◆ **Written instruction**: Write out every entry word for word.
# Entries supplied start
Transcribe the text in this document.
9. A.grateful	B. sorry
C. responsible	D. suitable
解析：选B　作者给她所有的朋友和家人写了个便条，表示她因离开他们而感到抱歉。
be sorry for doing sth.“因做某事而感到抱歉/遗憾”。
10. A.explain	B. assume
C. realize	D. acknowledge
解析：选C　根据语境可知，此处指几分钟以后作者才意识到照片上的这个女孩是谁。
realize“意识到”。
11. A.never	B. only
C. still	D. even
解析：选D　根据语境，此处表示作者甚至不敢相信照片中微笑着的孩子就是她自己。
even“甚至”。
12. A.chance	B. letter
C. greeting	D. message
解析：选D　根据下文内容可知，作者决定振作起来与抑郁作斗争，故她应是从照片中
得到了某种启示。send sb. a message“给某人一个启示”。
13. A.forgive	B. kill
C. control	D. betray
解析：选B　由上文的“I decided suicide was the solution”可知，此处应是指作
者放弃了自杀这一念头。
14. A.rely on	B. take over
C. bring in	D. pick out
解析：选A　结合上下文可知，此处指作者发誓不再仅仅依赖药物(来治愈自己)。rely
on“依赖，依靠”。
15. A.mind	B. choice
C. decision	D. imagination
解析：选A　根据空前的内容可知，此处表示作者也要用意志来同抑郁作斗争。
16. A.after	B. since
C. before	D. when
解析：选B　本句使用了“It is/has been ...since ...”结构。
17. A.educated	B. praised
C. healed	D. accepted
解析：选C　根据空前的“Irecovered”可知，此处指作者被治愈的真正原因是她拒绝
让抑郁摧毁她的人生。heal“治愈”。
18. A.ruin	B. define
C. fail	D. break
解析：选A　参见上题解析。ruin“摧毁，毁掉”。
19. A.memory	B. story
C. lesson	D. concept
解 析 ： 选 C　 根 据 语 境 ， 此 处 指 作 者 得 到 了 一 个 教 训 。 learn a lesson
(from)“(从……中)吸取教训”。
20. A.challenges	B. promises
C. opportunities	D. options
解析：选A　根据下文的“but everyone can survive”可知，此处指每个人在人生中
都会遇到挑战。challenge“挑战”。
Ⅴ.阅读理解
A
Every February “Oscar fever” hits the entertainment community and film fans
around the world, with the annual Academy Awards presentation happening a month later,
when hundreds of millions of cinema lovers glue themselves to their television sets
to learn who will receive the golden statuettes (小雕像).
# Entries supplied end
◆ **Written solution**:
Transcribe the text in this document.
9. A.grateful	B. sorry
C. responsible	D. suitable
解析：选B　作者给她所有的朋友和家人写了个便条，表示她因离开他们而感到抱歉。
be sorry for doing sth.“因做某事而感到抱歉/遗憾”。
10. A.explain	B. assume
C. realize	D. acknowledge
解析：选C　根据语境可知，此处指几分钟以后作者才意识到照片上的这个女孩是谁。
realize“意识到”。
11. A.never	B. only
C. still	D. even
解析：选D　根据语境，此处表示作者甚至不敢相信照片中微笑着的孩子就是她自己。
even“甚至”。
12. A.chance	B. letter
C. greeting	D. message
解析：选D　根据下文内容可知，作者决定振作起来与抑郁作斗争，故她应是从照片中
得到了某种启示。send sb. a message“给某人一个启示”。
13. A.forgive	B. kill
C. control	D. betray
解析：选B　由上文的“I decided suicide was the solution”可知，此处应是指作
者放弃了自杀这一念头。
14. A.rely on	B. take over
C. bring in	D. pick out
解析：选A　结合上下文可知，此处指作者发誓不再仅仅依赖药物(来治愈自己)。rely
on“依赖，依靠”。
15. A.mind	B. choice
C. decision	D. imagination
解析：选A　根据空前的内容可知，此处表示作者也要用意志来同抑郁作斗争。
16. A.after	B. since
C. before	D. when
解析：选B　本句使用了“It is/has been ...since ...”结构。
17. A.educated	B. praised
C. healed	D. accepted
解析：选C　根据空前的“Irecovered”可知，此处指作者被治愈的真正原因是她拒绝
让抑郁摧毁她的人生。heal“治愈”。
18. A.ruin	B. define
C. fail	D. break
解析：选A　参见上题解析。ruin“摧毁，毁掉”。
19. A.memory	B. story
C. lesson	D. concept
解 析 ： 选 C　 根 据 语 境 ， 此 处 指 作 者 得 到 了 一 个 教 训 。 learn a lesson
(from)“(从……中)吸取教训”。
20. A.challenges	B. promises
C. opportunities	D. options
解析：选A　根据下文的“but everyone can survive”可知，此处指每个人在人生中
都会遇到挑战。challenge“挑战”。
Ⅴ.阅读理解
A
Every February “Oscar fever” hits the entertainment community and film fans
around the world, with the annual Academy Awards presentation happening a month later,
when hundreds of millions of cinema lovers glue themselves to their television sets
to learn who will receive the golden statuettes (小雕像).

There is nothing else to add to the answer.